GOAL: From the listing below, select every line where the word "briefcase" appears.

PROVIDED DATA:
§ §

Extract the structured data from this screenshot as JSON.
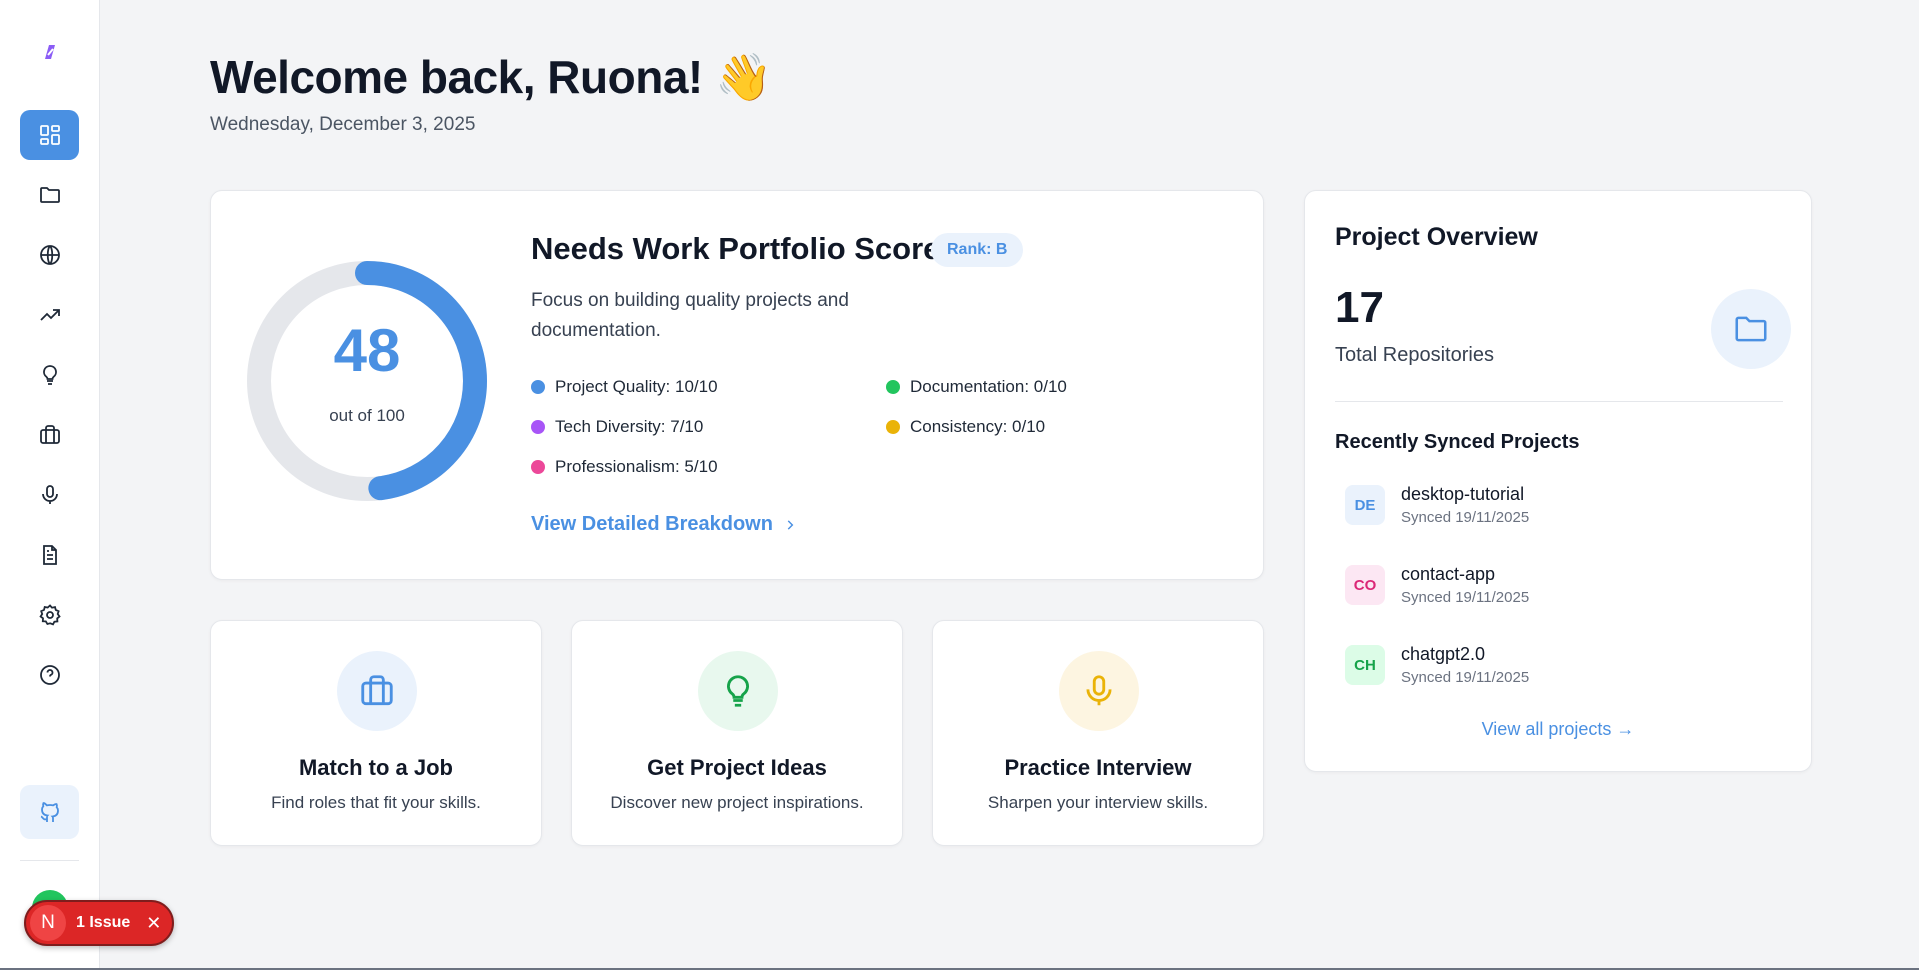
{
  "header": {
    "welcome": "Welcome back, Ruona! 👋",
    "date": "Wednesday, December 3, 2025"
  },
  "sidebar": {
    "items": [
      {
        "icon": "dashboard-icon",
        "active": true
      },
      {
        "icon": "folder-icon"
      },
      {
        "icon": "globe-icon"
      },
      {
        "icon": "trending-up-icon"
      },
      {
        "icon": "lightbulb-icon"
      },
      {
        "icon": "briefcase-icon"
      },
      {
        "icon": "microphone-icon"
      },
      {
        "icon": "document-icon"
      },
      {
        "icon": "gear-icon"
      },
      {
        "icon": "help-icon"
      }
    ],
    "github_icon": "github-icon"
  },
  "issue": {
    "initial": "N",
    "label": "1 Issue",
    "close": "✕"
  },
  "score_card": {
    "score": "48",
    "score_value": 48,
    "score_max": 100,
    "out_of": "out of 100",
    "title": "Needs Work Portfolio Score!",
    "rank": "Rank: B",
    "description": "Focus on building quality projects and documentation.",
    "metrics": [
      {
        "label": "Project Quality: 10/10",
        "color": "#4a90e2"
      },
      {
        "label": "Documentation: 0/10",
        "color": "#22c55e"
      },
      {
        "label": "Tech Diversity: 7/10",
        "color": "#a855f7"
      },
      {
        "label": "Consistency: 0/10",
        "color": "#eab308"
      },
      {
        "label": "Professionalism: 5/10",
        "color": "#ec4899"
      }
    ],
    "breakdown_link": "View Detailed Breakdown"
  },
  "actions": [
    {
      "title": "Match to a Job",
      "subtitle": "Find roles that fit your skills.",
      "icon": "briefcase-icon",
      "bg": "#eaf2fc",
      "fg": "#4a90e2"
    },
    {
      "title": "Get Project Ideas",
      "subtitle": "Discover new project inspirations.",
      "icon": "lightbulb-icon",
      "bg": "#e8f8ee",
      "fg": "#16a34a"
    },
    {
      "title": "Practice Interview",
      "subtitle": "Sharpen your interview skills.",
      "icon": "microphone-icon",
      "bg": "#fdf5e1",
      "fg": "#eab308"
    }
  ],
  "overview": {
    "title": "Project Overview",
    "count": "17",
    "count_label": "Total Repositories",
    "recent_title": "Recently Synced Projects",
    "projects": [
      {
        "badge": "DE",
        "name": "desktop-tutorial",
        "synced": "Synced 19/11/2025",
        "bg": "#eaf2fc",
        "fg": "#4a90e2"
      },
      {
        "badge": "CO",
        "name": "contact-app",
        "synced": "Synced 19/11/2025",
        "bg": "#fce7f3",
        "fg": "#db2777"
      },
      {
        "badge": "CH",
        "name": "chatgpt2.0",
        "synced": "Synced 19/11/2025",
        "bg": "#dcfce7",
        "fg": "#16a34a"
      }
    ],
    "view_all": "View all projects →"
  }
}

§ §

FINISHED TASK:
        "icon": "briefcase-icon"
      "icon": "briefcase-icon",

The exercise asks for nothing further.